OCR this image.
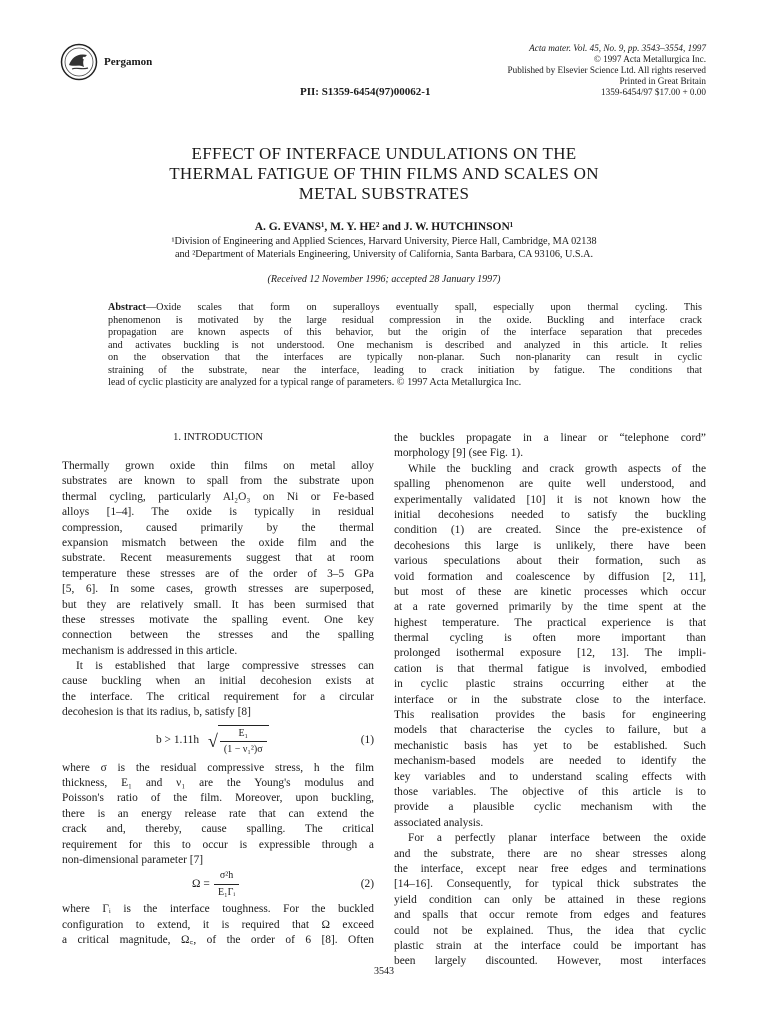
Pergamon
PII: S1359-6454(97)00062-1
Acta mater. Vol. 45, No. 9, pp. 3543–3554, 1997
© 1997 Acta Metallurgica Inc.
Published by Elsevier Science Ltd. All rights reserved
Printed in Great Britain
1359-6454/97 $17.00 + 0.00
EFFECT OF INTERFACE UNDULATIONS ON THE
THERMAL FATIGUE OF THIN FILMS AND SCALES ON
METAL SUBSTRATES
A. G. EVANS¹, M. Y. HE² and J. W. HUTCHINSON¹
¹Division of Engineering and Applied Sciences, Harvard University, Pierce Hall, Cambridge, MA 02138
and ²Department of Materials Engineering, University of California, Santa Barbara, CA 93106, U.S.A.
(Received 12 November 1996; accepted 28 January 1997)
Abstract—Oxide scales that form on superalloys eventually spall, especially upon thermal cycling. This
phenomenon is motivated by the large residual compression in the oxide. Buckling and interface crack
propagation are known aspects of this behavior, but the origin of the interface separation that precedes
and activates buckling is not understood. One mechanism is described and analyzed in this article. It relies
on the observation that the interfaces are typically non-planar. Such non-planarity can result in cyclic
straining of the substrate, near the interface, leading to crack initiation by fatigue. The conditions that
lead of cyclic plasticity are analyzed for a typical range of parameters. © 1997 Acta Metallurgica Inc.
1. INTRODUCTION
Thermally grown oxide thin films on metal alloy
substrates are known to spall from the substrate upon
thermal cycling, particularly Al₂O₃ on Ni or Fe-based
alloys [1–4]. The oxide is typically in residual
compression, caused primarily by the thermal
expansion mismatch between the oxide film and the
substrate. Recent measurements suggest that at room
temperature these stresses are of the order of 3–5 GPa
[5, 6]. In some cases, growth stresses are superposed,
but they are relatively small. It has been surmised that
these stresses motivate the spalling event. One key
connection between the stresses and the spalling
mechanism is addressed in this article.
It is established that large compressive stresses can
cause buckling when an initial decohesion exists at
the interface. The critical requirement for a circular
decohesion is that its radius, b, satisfy [8]
b > 1.11h √ $\frac{\text{E₁}}{\text{(1 − ν₁²)σ}}$	(1)
where σ is the residual compressive stress, h the film
thickness, E₁ and ν₁ are the Young's modulus and
Poisson's ratio of the film. Moreover, upon buckling,
there is an energy release rate that can extend the
crack and, thereby, cause spalling. The critical
requirement for this to occur is expressible through a
non-dimensional parameter [7]
$\Omega = \frac{\text{σ²h}}{\text{E₁Γᵢ}}$	(2)
where Γᵢ is the interface toughness. For the buckled
configuration to extend, it is required that Ω exceed
a critical magnitude, Ω꜀, of the order of 6 [8]. Often
the buckles propagate in a linear or “telephone cord”
morphology [9] (see Fig. 1).
While the buckling and crack growth aspects of the
spalling phenomenon are quite well understood, and
experimentally validated [10] it is not known how the
initial decohesions needed to satisfy the buckling
condition (1) are created. Since the pre-existence of
decohesions this large is unlikely, there have been
various speculations about their formation, such as
void formation and coalescence by diffusion [2, 11],
but most of these are kinetic processes which occur
at a rate governed primarily by the time spent at the
highest temperature. The practical experience is that
thermal cycling is often more important than
prolonged isothermal exposure [12, 13]. The impli-
cation is that thermal fatigue is involved, embodied
in cyclic plastic strains occurring either at the
interface or in the substrate close to the interface.
This realisation provides the basis for engineering
models that characterise the cycles to failure, but a
mechanistic basis has yet to be established. Such
mechanism-based models are needed to identify the
key variables and to understand scaling effects with
those variables. The objective of this article is to
provide a plausible cyclic mechanism with the
associated analysis.
For a perfectly planar interface between the oxide
and the substrate, there are no shear stresses along
the interface, except near free edges and terminations
[14–16]. Consequently, for typical thick substrates the
yield condition can only be attained in these regions
and spalls that occur remote from edges and features
could not be explained. Thus, the idea that cyclic
plastic strain at the interface could be important has
been largely discounted. However, most interfaces
3543
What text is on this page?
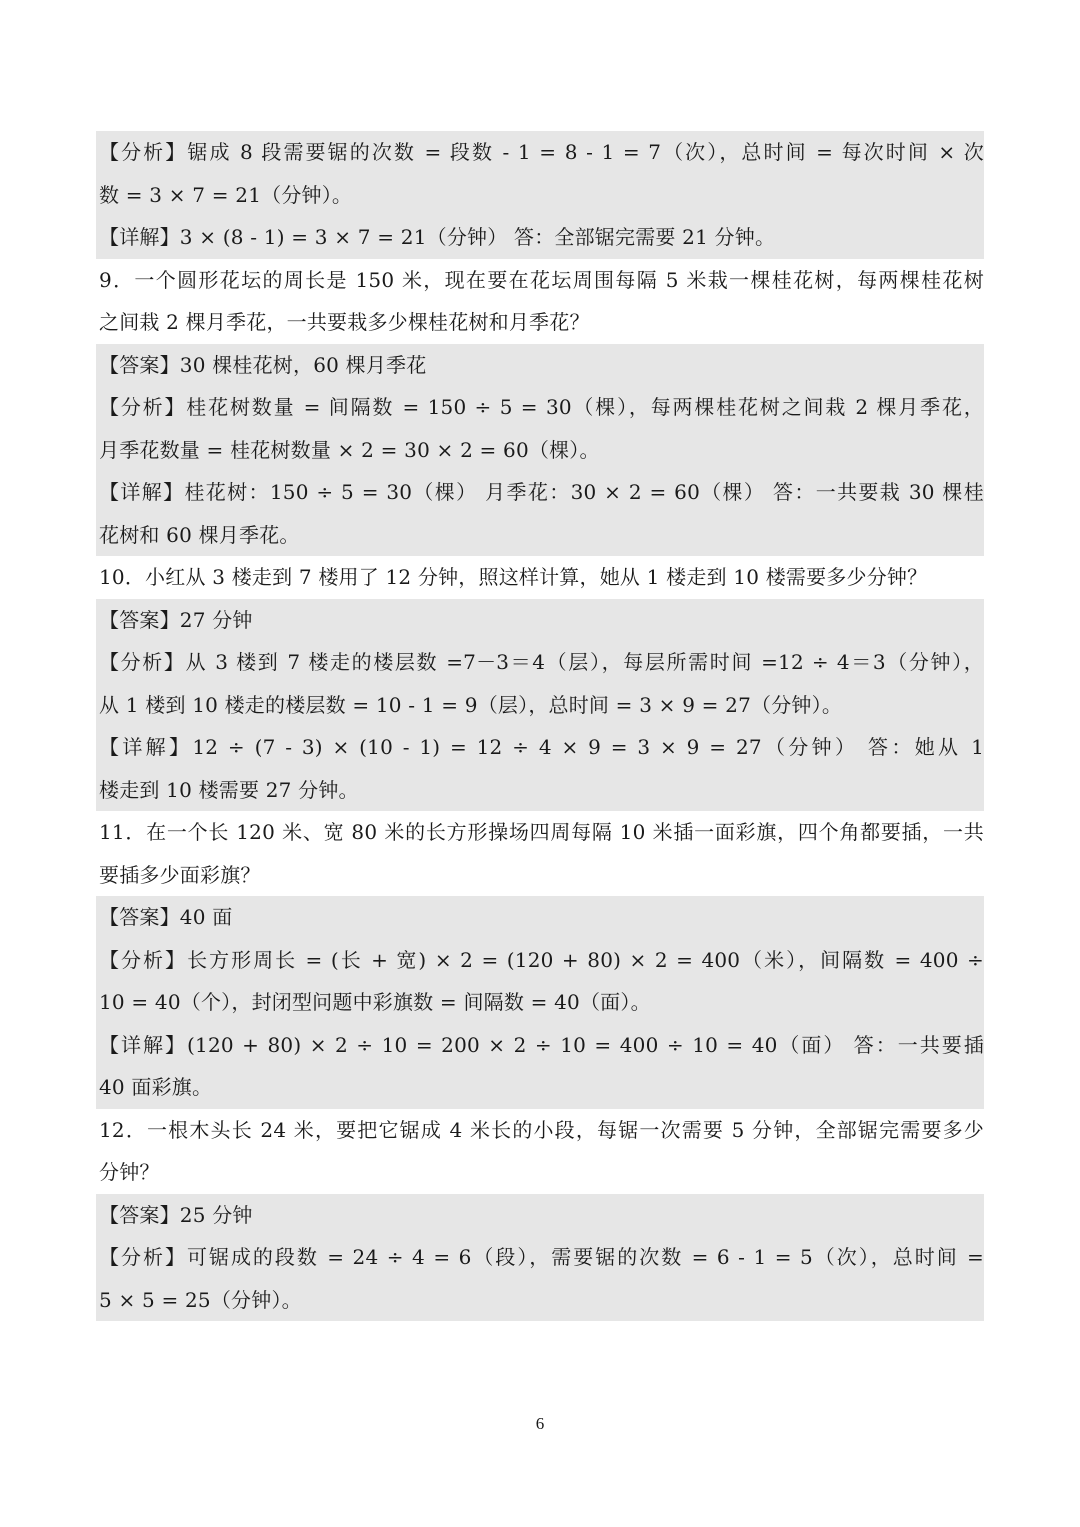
【分析】锯成 8 段需要锯的次数 = 段数 - 1 = 8 - 1 = 7（次），总时间 = 每次时间 × 次
数 = 3 × 7 = 21（分钟）。
【详解】3 × (8 - 1) = 3 × 7 = 21（分钟） 答：全部锯完需要 21 分钟。
9．一个圆形花坛的周长是 150 米，现在要在花坛周围每隔 5 米栽一棵桂花树，每两棵桂花树
之间栽 2 棵月季花，一共要栽多少棵桂花树和月季花？
【答案】30 棵桂花树，60 棵月季花
【分析】桂花树数量 = 间隔数 = 150 ÷ 5 = 30（棵），每两棵桂花树之间栽 2 棵月季花，
月季花数量 = 桂花树数量 × 2 = 30 × 2 = 60（棵）。
【详解】桂花树：150 ÷ 5 = 30（棵） 月季花：30 × 2 = 60（棵） 答：一共要栽 30 棵桂
花树和 60 棵月季花。
10．小红从 3 楼走到 7 楼用了 12 分钟，照这样计算，她从 1 楼走到 10 楼需要多少分钟？
【答案】27 分钟
【分析】从 3 楼到 7 楼走的楼层数 =7－3＝4（层），每层所需时间 =12 ÷ 4＝3（分钟），
从 1 楼到 10 楼走的楼层数 = 10 - 1 = 9（层），总时间 = 3 × 9 = 27（分钟）。
【详解】12 ÷ (7 - 3) × (10 - 1) = 12 ÷ 4 × 9 = 3 × 9 = 27（分钟） 答：她从 1
楼走到 10 楼需要 27 分钟。
11．在一个长 120 米、宽 80 米的长方形操场四周每隔 10 米插一面彩旗，四个角都要插，一共
要插多少面彩旗？
【答案】40 面
【分析】长方形周长 = (长 + 宽) × 2 = (120 + 80) × 2 = 400（米），间隔数 = 400 ÷
10 = 40（个），封闭型问题中彩旗数 = 间隔数 = 40（面）。
【详解】(120 + 80) × 2 ÷ 10 = 200 × 2 ÷ 10 = 400 ÷ 10 = 40（面） 答：一共要插
40 面彩旗。
12．一根木头长 24 米，要把它锯成 4 米长的小段，每锯一次需要 5 分钟，全部锯完需要多少
分钟？
【答案】25 分钟
【分析】可锯成的段数 = 24 ÷ 4 = 6（段），需要锯的次数 = 6 - 1 = 5（次），总时间 =
5 × 5 = 25（分钟）。
6
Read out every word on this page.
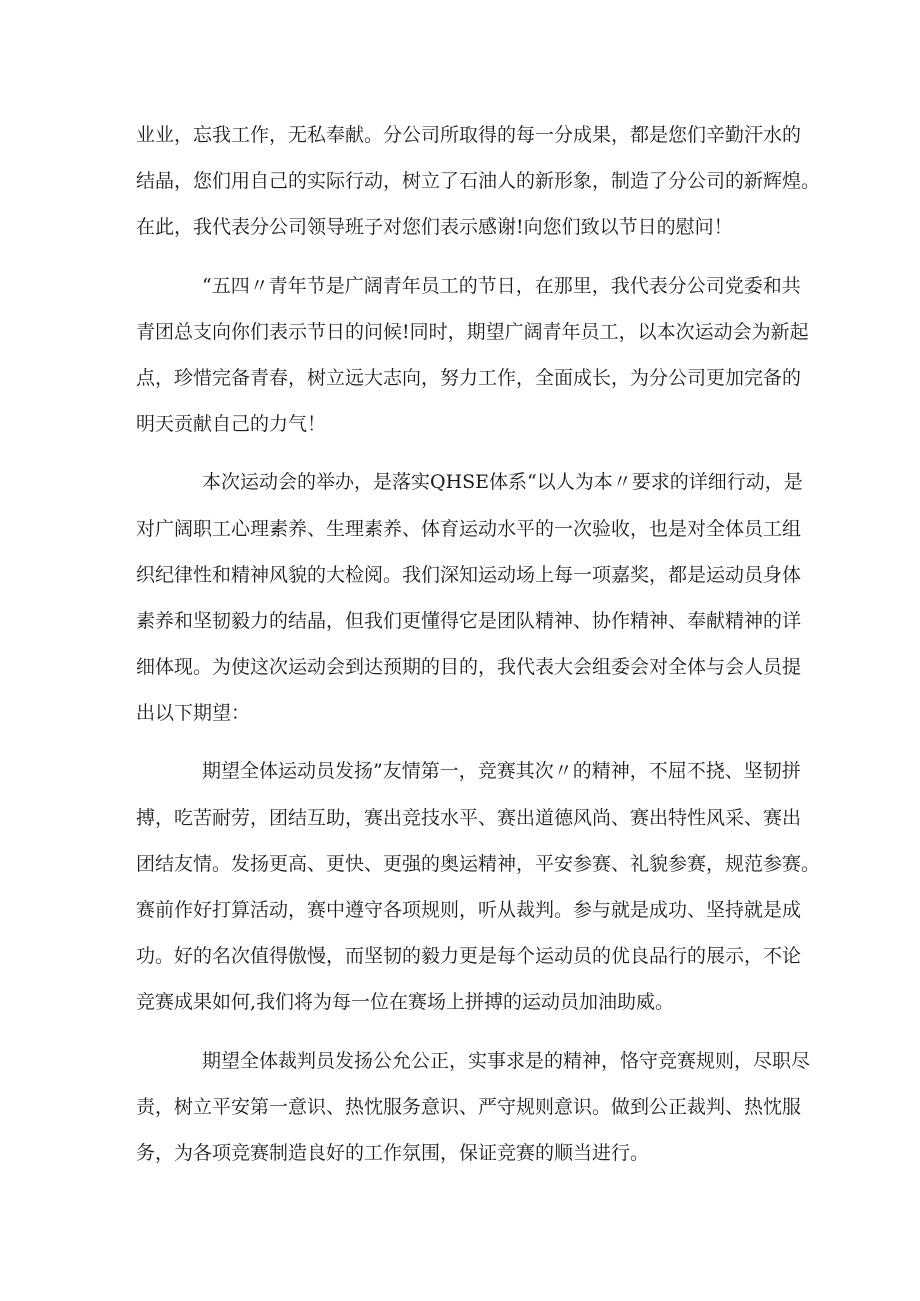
业业，忘我工作，无私奉献。分公司所取得的每一分成果，都是您们辛勤汗水的
结晶，您们用自己的实际行动，树立了石油人的新形象，制造了分公司的新辉煌。
在此，我代表分公司领导班子对您们表示感谢!向您们致以节日的慰问！
“五四〃青年节是广阔青年员工的节日，在那里，我代表分公司党委和共
青团总支向你们表示节日的问候!同时，期望广阔青年员工，以本次运动会为新起
点，珍惜完备青春，树立远大志向，努力工作，全面成长，为分公司更加完备的
明天贡献自己的力气！
本次运动会的举办，是落实QHSE体系“以人为本〃要求的详细行动，是
对广阔职工心理素养、生理素养、体育运动水平的一次验收，也是对全体员工组
织纪律性和精神风貌的大检阅。我们深知运动场上每一项嘉奖，都是运动员身体
素养和坚韧毅力的结晶，但我们更懂得它是团队精神、协作精神、奉献精神的详
细体现。为使这次运动会到达预期的目的，我代表大会组委会对全体与会人员提
出以下期望：
期望全体运动员发扬”友情第一，竞赛其次〃的精神，不屈不挠、坚韧拼
搏，吃苦耐劳，团结互助，赛出竞技水平、赛出道德风尚、赛出特性风采、赛出
团结友情。发扬更高、更快、更强的奥运精神，平安参赛、礼貌参赛，规范参赛。
赛前作好打算活动，赛中遵守各项规则，听从裁判。参与就是成功、坚持就是成
功。好的名次值得傲慢，而坚韧的毅力更是每个运动员的优良品行的展示，不论
竞赛成果如何,我们将为每一位在赛场上拼搏的运动员加油助威。
期望全体裁判员发扬公允公正，实事求是的精神，恪守竞赛规则，尽职尽
责，树立平安第一意识、热忱服务意识、严守规则意识。做到公正裁判、热忱服
务，为各项竞赛制造良好的工作氛围，保证竞赛的顺当进行。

**Task statement:**
Repeat exactly the lines from the one containing "Read out every word on this page." to the last line of the records above, including both, and leave out any pictures.

**Written solution:**
Read out every word on this page.
业业，忘我工作，无私奉献。分公司所取得的每一分成果，都是您们辛勤汗水的
结晶，您们用自己的实际行动，树立了石油人的新形象，制造了分公司的新辉煌。
在此，我代表分公司领导班子对您们表示感谢!向您们致以节日的慰问！
“五四〃青年节是广阔青年员工的节日，在那里，我代表分公司党委和共
青团总支向你们表示节日的问候!同时，期望广阔青年员工，以本次运动会为新起
点，珍惜完备青春，树立远大志向，努力工作，全面成长，为分公司更加完备的
明天贡献自己的力气！
本次运动会的举办，是落实QHSE体系“以人为本〃要求的详细行动，是
对广阔职工心理素养、生理素养、体育运动水平的一次验收，也是对全体员工组
织纪律性和精神风貌的大检阅。我们深知运动场上每一项嘉奖，都是运动员身体
素养和坚韧毅力的结晶，但我们更懂得它是团队精神、协作精神、奉献精神的详
细体现。为使这次运动会到达预期的目的，我代表大会组委会对全体与会人员提
出以下期望：
期望全体运动员发扬”友情第一，竞赛其次〃的精神，不屈不挠、坚韧拼
搏，吃苦耐劳，团结互助，赛出竞技水平、赛出道德风尚、赛出特性风采、赛出
团结友情。发扬更高、更快、更强的奥运精神，平安参赛、礼貌参赛，规范参赛。
赛前作好打算活动，赛中遵守各项规则，听从裁判。参与就是成功、坚持就是成
功。好的名次值得傲慢，而坚韧的毅力更是每个运动员的优良品行的展示，不论
竞赛成果如何,我们将为每一位在赛场上拼搏的运动员加油助威。
期望全体裁判员发扬公允公正，实事求是的精神，恪守竞赛规则，尽职尽
责，树立平安第一意识、热忱服务意识、严守规则意识。做到公正裁判、热忱服
务，为各项竞赛制造良好的工作氛围，保证竞赛的顺当进行。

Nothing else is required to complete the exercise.